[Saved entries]
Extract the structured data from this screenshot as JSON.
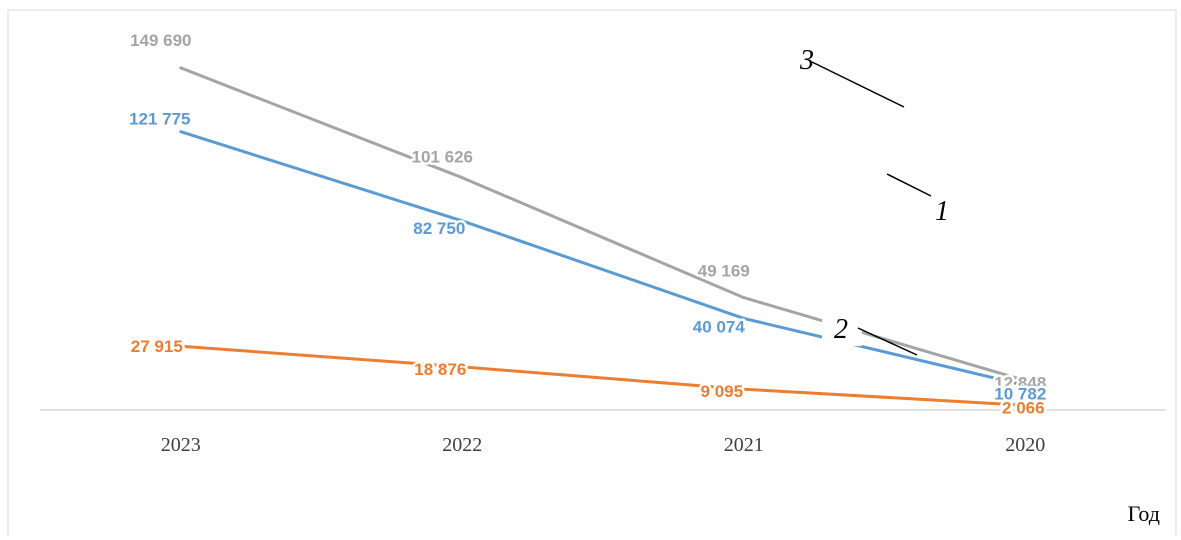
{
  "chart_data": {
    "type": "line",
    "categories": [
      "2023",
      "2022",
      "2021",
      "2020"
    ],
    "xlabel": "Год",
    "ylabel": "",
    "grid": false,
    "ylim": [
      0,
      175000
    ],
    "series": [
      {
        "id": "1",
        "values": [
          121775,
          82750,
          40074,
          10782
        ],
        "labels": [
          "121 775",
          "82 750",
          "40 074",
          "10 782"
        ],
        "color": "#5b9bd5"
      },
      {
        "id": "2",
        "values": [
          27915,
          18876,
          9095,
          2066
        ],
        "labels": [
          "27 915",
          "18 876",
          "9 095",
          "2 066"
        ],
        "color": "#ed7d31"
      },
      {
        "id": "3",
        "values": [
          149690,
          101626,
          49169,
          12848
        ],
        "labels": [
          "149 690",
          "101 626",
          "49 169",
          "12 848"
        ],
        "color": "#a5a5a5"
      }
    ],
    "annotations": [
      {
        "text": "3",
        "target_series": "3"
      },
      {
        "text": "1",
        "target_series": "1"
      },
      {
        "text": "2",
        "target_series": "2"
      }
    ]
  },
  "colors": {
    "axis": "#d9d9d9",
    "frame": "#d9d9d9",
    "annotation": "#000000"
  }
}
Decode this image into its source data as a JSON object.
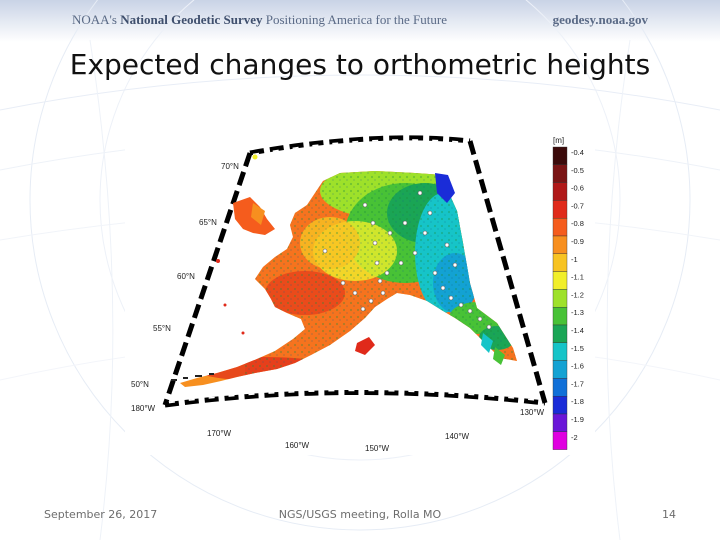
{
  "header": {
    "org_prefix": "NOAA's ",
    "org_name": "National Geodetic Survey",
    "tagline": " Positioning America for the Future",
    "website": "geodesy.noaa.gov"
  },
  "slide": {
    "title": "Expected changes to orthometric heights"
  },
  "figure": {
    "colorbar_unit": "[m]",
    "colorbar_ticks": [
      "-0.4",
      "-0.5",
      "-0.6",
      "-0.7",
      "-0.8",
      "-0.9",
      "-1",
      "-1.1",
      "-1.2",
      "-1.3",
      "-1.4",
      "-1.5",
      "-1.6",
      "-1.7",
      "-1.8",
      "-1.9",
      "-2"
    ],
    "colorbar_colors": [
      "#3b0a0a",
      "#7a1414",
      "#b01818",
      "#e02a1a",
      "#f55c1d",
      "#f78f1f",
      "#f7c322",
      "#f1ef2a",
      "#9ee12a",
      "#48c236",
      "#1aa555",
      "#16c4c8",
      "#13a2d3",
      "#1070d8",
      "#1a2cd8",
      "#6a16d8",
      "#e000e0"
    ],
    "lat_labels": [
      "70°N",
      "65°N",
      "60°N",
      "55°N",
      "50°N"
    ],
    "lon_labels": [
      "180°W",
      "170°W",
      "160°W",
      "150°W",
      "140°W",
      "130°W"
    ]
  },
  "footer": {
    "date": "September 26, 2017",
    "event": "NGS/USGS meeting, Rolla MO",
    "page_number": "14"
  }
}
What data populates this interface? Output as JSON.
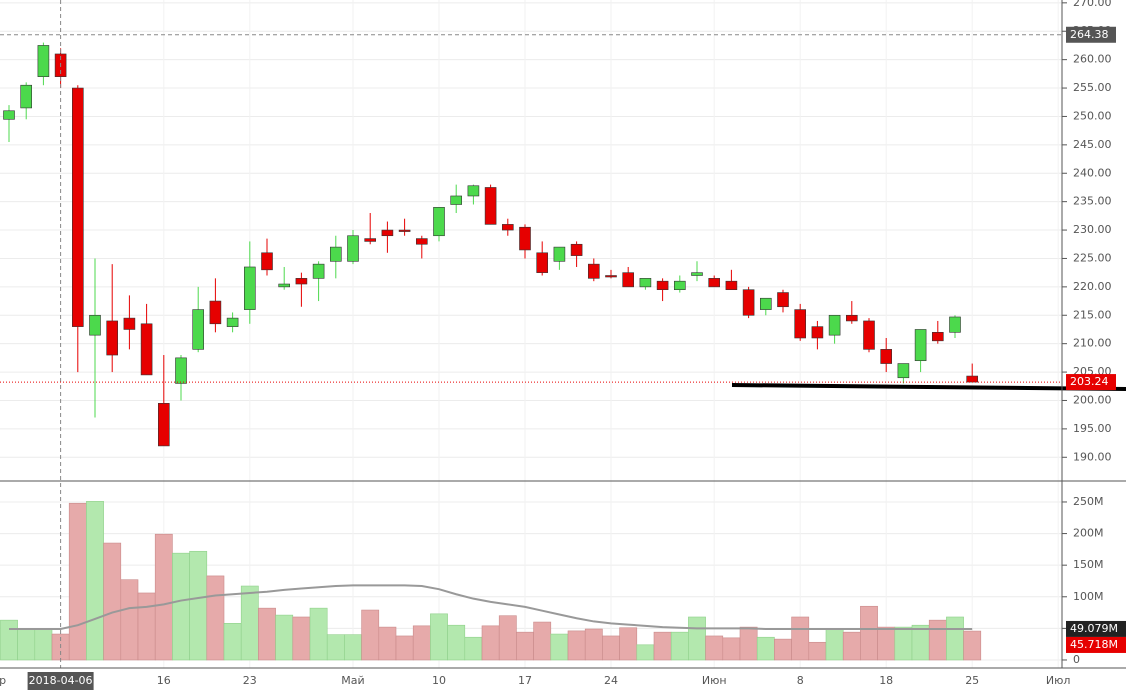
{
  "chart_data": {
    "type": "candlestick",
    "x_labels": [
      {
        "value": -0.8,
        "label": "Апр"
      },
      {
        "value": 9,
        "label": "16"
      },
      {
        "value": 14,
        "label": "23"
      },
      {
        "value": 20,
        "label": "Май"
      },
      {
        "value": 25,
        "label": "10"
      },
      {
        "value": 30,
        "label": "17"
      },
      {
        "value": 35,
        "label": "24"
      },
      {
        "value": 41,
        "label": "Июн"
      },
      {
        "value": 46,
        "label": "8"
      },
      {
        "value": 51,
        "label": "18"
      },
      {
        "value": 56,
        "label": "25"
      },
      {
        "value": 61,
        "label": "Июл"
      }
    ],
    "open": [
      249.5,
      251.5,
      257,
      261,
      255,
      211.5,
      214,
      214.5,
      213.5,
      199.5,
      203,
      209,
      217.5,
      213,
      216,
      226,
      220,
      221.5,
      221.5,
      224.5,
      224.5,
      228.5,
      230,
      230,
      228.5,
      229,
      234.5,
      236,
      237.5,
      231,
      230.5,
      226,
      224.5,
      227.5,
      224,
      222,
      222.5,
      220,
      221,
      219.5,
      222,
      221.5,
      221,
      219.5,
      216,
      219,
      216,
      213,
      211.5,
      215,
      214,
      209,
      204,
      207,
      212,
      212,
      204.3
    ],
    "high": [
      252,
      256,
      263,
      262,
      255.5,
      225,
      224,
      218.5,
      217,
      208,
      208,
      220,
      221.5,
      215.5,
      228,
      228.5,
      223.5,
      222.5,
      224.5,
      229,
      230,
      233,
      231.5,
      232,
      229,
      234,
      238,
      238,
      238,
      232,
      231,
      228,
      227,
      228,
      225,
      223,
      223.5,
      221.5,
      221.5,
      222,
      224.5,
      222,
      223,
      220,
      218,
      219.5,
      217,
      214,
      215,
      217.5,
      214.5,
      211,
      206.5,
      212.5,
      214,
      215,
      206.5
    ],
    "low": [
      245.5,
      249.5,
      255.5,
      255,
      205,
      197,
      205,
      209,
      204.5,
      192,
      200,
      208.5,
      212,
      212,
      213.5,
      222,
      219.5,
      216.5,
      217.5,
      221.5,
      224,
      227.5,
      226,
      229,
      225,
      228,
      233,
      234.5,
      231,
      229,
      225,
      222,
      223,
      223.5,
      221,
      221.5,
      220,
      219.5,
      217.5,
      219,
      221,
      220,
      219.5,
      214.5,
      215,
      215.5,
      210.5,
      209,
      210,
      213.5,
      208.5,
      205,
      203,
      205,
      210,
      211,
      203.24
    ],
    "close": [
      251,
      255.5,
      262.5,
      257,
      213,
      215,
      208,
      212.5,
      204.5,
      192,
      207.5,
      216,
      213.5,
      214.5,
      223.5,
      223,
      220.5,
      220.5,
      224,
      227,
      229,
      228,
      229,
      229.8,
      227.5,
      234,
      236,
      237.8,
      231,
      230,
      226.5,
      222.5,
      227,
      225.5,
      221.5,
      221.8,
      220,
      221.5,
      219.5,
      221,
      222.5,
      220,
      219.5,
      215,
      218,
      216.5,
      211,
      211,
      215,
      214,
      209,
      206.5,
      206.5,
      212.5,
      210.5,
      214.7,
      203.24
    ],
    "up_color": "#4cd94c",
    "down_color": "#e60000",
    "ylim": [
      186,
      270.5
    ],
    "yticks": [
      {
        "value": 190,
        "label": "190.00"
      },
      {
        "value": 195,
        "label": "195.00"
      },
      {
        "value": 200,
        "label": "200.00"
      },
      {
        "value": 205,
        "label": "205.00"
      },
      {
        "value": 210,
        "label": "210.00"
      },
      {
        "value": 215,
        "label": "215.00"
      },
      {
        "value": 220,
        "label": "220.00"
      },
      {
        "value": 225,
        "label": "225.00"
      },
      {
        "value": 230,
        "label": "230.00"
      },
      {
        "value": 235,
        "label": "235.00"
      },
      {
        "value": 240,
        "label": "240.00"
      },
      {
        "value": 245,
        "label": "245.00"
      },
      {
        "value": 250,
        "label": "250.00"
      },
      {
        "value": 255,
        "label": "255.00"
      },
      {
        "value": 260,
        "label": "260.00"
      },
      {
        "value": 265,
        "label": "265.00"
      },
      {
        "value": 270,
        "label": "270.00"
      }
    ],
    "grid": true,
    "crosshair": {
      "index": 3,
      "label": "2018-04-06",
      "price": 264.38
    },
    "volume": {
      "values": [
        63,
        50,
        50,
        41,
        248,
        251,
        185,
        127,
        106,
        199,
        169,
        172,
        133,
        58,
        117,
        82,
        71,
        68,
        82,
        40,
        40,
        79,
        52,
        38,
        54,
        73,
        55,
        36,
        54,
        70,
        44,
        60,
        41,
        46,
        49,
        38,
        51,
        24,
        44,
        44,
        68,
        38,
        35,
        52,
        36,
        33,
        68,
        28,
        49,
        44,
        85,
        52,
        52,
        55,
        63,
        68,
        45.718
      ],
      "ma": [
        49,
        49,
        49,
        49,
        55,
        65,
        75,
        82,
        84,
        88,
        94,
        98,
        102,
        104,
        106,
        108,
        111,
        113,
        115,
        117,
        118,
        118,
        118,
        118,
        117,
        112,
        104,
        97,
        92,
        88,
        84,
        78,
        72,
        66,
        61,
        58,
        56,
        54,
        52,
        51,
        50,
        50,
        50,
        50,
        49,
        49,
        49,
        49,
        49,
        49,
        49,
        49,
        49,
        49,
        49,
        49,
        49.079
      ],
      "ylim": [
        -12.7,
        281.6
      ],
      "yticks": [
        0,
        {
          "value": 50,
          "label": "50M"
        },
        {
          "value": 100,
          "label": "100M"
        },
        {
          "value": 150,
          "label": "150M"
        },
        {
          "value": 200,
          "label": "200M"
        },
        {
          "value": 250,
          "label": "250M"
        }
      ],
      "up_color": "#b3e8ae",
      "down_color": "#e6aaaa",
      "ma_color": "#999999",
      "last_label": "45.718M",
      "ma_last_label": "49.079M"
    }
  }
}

- SHORT EXERCISE
Pull out every line of the records above that contains the word "JSON".

- SOLUTION TO THIS EXERCISE
Extract the structured data from this screenshot as JSON.
Decode this image into its source data as a JSON object.
What data populates this interface? Output as JSON.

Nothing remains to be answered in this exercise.